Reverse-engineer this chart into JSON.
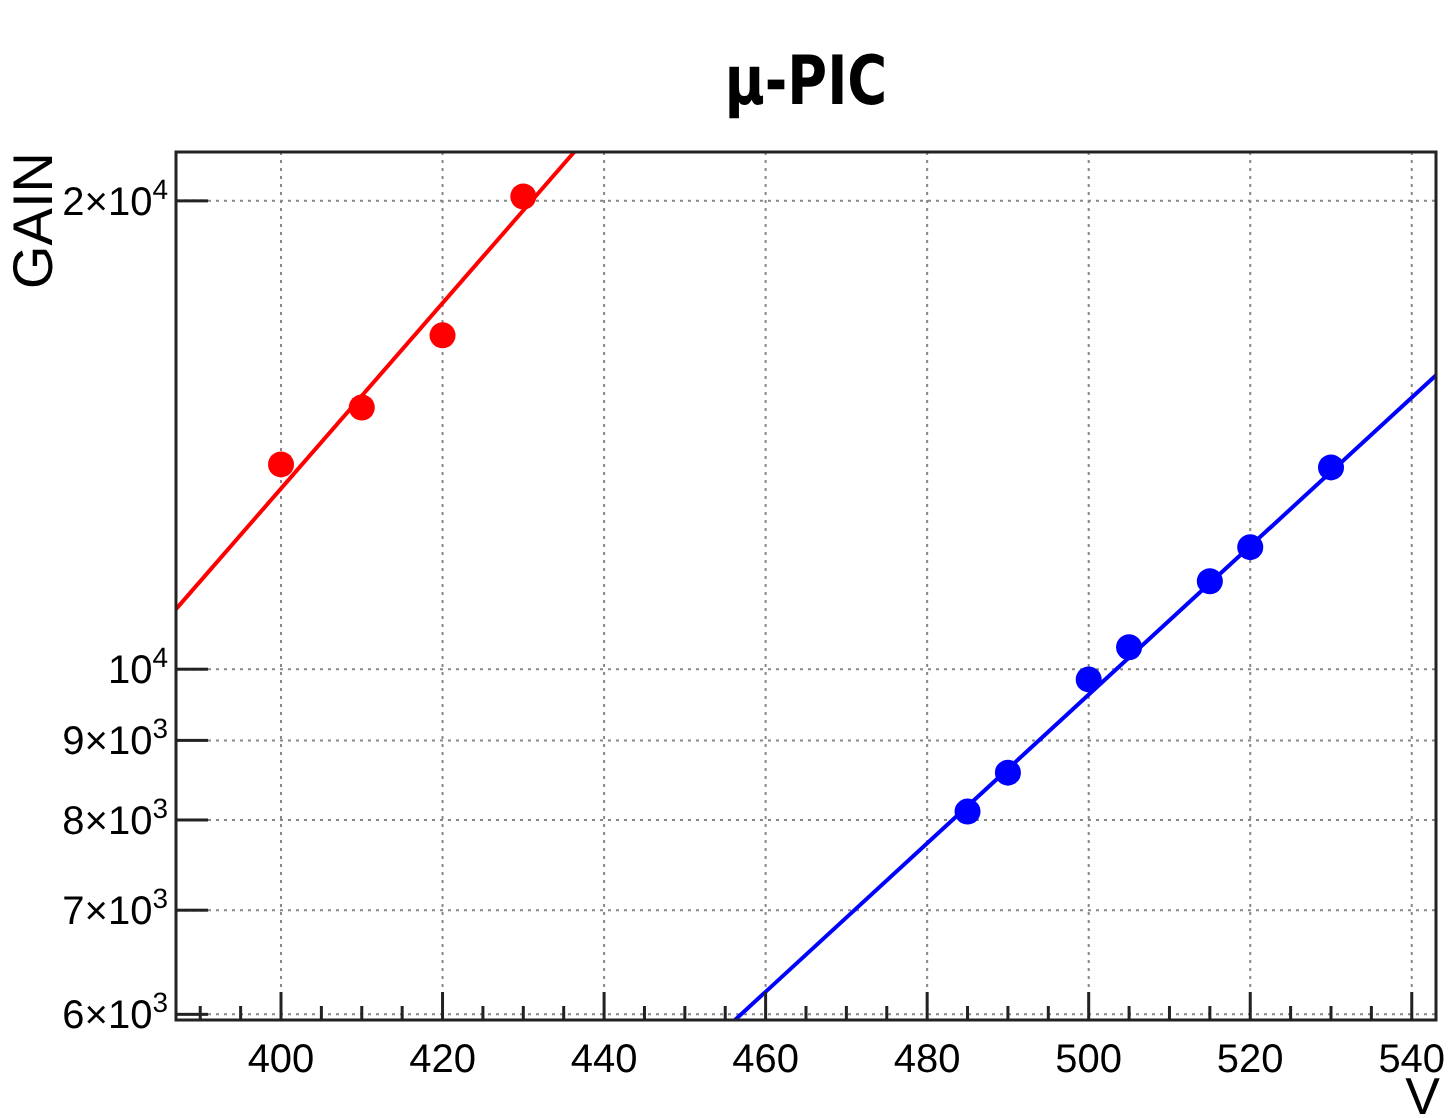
{
  "chart_data": {
    "type": "scatter",
    "title": "μ-PIC",
    "xlabel": "V",
    "ylabel": "GAIN",
    "log": "y",
    "grid": true,
    "marker": "circle",
    "xlim": [
      387,
      543
    ],
    "ylim": [
      5950,
      21500
    ],
    "xticks": [
      {
        "value": 390,
        "label": null
      },
      {
        "value": 395,
        "label": null
      },
      400,
      {
        "value": 405,
        "label": null
      },
      {
        "value": 410,
        "label": null
      },
      {
        "value": 415,
        "label": null
      },
      420,
      {
        "value": 425,
        "label": null
      },
      {
        "value": 430,
        "label": null
      },
      {
        "value": 435,
        "label": null
      },
      440,
      {
        "value": 445,
        "label": null
      },
      {
        "value": 450,
        "label": null
      },
      {
        "value": 455,
        "label": null
      },
      460,
      {
        "value": 465,
        "label": null
      },
      {
        "value": 470,
        "label": null
      },
      {
        "value": 475,
        "label": null
      },
      480,
      {
        "value": 485,
        "label": null
      },
      {
        "value": 490,
        "label": null
      },
      {
        "value": 495,
        "label": null
      },
      500,
      {
        "value": 505,
        "label": null
      },
      {
        "value": 510,
        "label": null
      },
      {
        "value": 515,
        "label": null
      },
      520,
      {
        "value": 525,
        "label": null
      },
      {
        "value": 530,
        "label": null
      },
      {
        "value": 535,
        "label": null
      },
      540
    ],
    "yticks": [
      {
        "value": 6000,
        "label": "6×10$^{3}$"
      },
      {
        "value": 7000,
        "label": "7×10$^{3}$"
      },
      {
        "value": 8000,
        "label": "8×10$^{3}$"
      },
      {
        "value": 9000,
        "label": "9×10$^{3}$"
      },
      {
        "value": 10000,
        "label": "10$^{4}$"
      },
      {
        "value": 20000,
        "label": "2×10$^{4}$"
      }
    ],
    "series": [
      {
        "color": "#ff0000",
        "x": [
          400,
          410,
          420,
          430
        ],
        "values": [
          13540,
          14730,
          16390,
          20130
        ]
      },
      {
        "type": "line",
        "color": "#ff0000",
        "x": [
          387,
          436.3
        ],
        "values": [
          10930,
          21500
        ],
        "marker": "none"
      },
      {
        "color": "#0000ff",
        "x": [
          485,
          490,
          500,
          505,
          515,
          520,
          530
        ],
        "values": [
          8100,
          8580,
          9850,
          10330,
          11390,
          11980,
          13480
        ]
      },
      {
        "type": "line",
        "color": "#0000ff",
        "x": [
          456.2,
          543
        ],
        "values": [
          5950,
          15450
        ],
        "marker": "none"
      }
    ]
  }
}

#####

■ What is needed
Restate the data above word for word. Skip every picture.

■ Written response
Reverse-engineer this chart into JSON.
{
  "chart_data": {
    "type": "scatter",
    "title": "μ-PIC",
    "xlabel": "V",
    "ylabel": "GAIN",
    "log": "y",
    "grid": true,
    "marker": "circle",
    "xlim": [
      387,
      543
    ],
    "ylim": [
      5950,
      21500
    ],
    "xticks": [
      {
        "value": 390,
        "label": null
      },
      {
        "value": 395,
        "label": null
      },
      400,
      {
        "value": 405,
        "label": null
      },
      {
        "value": 410,
        "label": null
      },
      {
        "value": 415,
        "label": null
      },
      420,
      {
        "value": 425,
        "label": null
      },
      {
        "value": 430,
        "label": null
      },
      {
        "value": 435,
        "label": null
      },
      440,
      {
        "value": 445,
        "label": null
      },
      {
        "value": 450,
        "label": null
      },
      {
        "value": 455,
        "label": null
      },
      460,
      {
        "value": 465,
        "label": null
      },
      {
        "value": 470,
        "label": null
      },
      {
        "value": 475,
        "label": null
      },
      480,
      {
        "value": 485,
        "label": null
      },
      {
        "value": 490,
        "label": null
      },
      {
        "value": 495,
        "label": null
      },
      500,
      {
        "value": 505,
        "label": null
      },
      {
        "value": 510,
        "label": null
      },
      {
        "value": 515,
        "label": null
      },
      520,
      {
        "value": 525,
        "label": null
      },
      {
        "value": 530,
        "label": null
      },
      {
        "value": 535,
        "label": null
      },
      540
    ],
    "yticks": [
      {
        "value": 6000,
        "label": "6×10$^{3}$"
      },
      {
        "value": 7000,
        "label": "7×10$^{3}$"
      },
      {
        "value": 8000,
        "label": "8×10$^{3}$"
      },
      {
        "value": 9000,
        "label": "9×10$^{3}$"
      },
      {
        "value": 10000,
        "label": "10$^{4}$"
      },
      {
        "value": 20000,
        "label": "2×10$^{4}$"
      }
    ],
    "series": [
      {
        "color": "#ff0000",
        "x": [
          400,
          410,
          420,
          430
        ],
        "values": [
          13540,
          14730,
          16390,
          20130
        ]
      },
      {
        "type": "line",
        "color": "#ff0000",
        "x": [
          387,
          436.3
        ],
        "values": [
          10930,
          21500
        ],
        "marker": "none"
      },
      {
        "color": "#0000ff",
        "x": [
          485,
          490,
          500,
          505,
          515,
          520,
          530
        ],
        "values": [
          8100,
          8580,
          9850,
          10330,
          11390,
          11980,
          13480
        ]
      },
      {
        "type": "line",
        "color": "#0000ff",
        "x": [
          456.2,
          543
        ],
        "values": [
          5950,
          15450
        ],
        "marker": "none"
      }
    ]
  }
}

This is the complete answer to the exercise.